Work to do
Write out every single entry exactly.

* START Information given *

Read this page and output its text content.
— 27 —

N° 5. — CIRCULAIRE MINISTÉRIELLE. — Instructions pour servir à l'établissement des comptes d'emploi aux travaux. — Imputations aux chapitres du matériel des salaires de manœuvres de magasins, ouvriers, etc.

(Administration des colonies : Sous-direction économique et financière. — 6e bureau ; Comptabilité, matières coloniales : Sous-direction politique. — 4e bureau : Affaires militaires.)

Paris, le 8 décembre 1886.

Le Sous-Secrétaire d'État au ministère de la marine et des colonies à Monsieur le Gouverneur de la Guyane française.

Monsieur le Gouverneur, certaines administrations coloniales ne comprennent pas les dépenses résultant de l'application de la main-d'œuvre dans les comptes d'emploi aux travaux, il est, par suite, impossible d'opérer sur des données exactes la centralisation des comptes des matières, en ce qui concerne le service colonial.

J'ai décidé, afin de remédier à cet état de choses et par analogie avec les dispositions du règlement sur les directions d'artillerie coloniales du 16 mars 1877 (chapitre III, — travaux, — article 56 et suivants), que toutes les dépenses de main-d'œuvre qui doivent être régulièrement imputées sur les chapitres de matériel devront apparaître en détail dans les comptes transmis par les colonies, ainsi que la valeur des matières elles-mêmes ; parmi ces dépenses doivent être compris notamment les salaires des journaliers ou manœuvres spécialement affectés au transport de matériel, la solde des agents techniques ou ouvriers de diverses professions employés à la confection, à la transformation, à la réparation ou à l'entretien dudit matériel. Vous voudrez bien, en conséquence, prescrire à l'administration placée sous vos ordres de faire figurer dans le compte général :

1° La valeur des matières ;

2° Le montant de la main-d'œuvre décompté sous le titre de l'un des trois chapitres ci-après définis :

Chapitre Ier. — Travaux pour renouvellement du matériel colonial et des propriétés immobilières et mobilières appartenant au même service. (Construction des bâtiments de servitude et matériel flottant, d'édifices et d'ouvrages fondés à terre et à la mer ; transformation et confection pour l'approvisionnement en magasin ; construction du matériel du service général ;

* END Information given *

Output of the exercise
Read this page and output its text content.
— 27 —

N° 5. — CIRCULAIRE MINISTÉRIELLE. — Instructions pour servir à l'établissement des comptes d'emploi aux travaux. — Imputations aux chapitres du matériel des salaires de manœuvres de magasins, ouvriers, etc.

(Administration des colonies : Sous-direction économique et financière. — 6e bureau ; Comptabilité, matières coloniales : Sous-direction politique. — 4e bureau : Affaires militaires.)

Paris, le 8 décembre 1886.

Le Sous-Secrétaire d'État au ministère de la marine et des colonies à Monsieur le Gouverneur de la Guyane française.

Monsieur le Gouverneur, certaines administrations coloniales ne comprennent pas les dépenses résultant de l'application de la main-d'œuvre dans les comptes d'emploi aux travaux, il est, par suite, impossible d'opérer sur des données exactes la centralisation des comptes des matières, en ce qui concerne le service colonial.

J'ai décidé, afin de remédier à cet état de choses et par analogie avec les dispositions du règlement sur les directions d'artillerie coloniales du 16 mars 1877 (chapitre III, — travaux, — article 56 et suivants), que toutes les dépenses de main-d'œuvre qui doivent être régulièrement imputées sur les chapitres de matériel devront apparaître en détail dans les comptes transmis par les colonies, ainsi que la valeur des matières elles-mêmes ; parmi ces dépenses doivent être compris notamment les salaires des journaliers ou manœuvres spécialement affectés au transport de matériel, la solde des agents techniques ou ouvriers de diverses professions employés à la confection, à la transformation, à la réparation ou à l'entretien dudit matériel. Vous voudrez bien, en conséquence, prescrire à l'administration placée sous vos ordres de faire figurer dans le compte général :

1° La valeur des matières ;

2° Le montant de la main-d'œuvre décompté sous le titre de l'un des trois chapitres ci-après définis :

Chapitre Ier. — Travaux pour renouvellement du matériel colonial et des propriétés immobilières et mobilières appartenant au même service. (Construction des bâtiments de servitude et matériel flottant, d'édifices et d'ouvrages fondés à terre et à la mer ; transformation et confection pour l'approvisionnement en magasin ; construction du matériel du service général ;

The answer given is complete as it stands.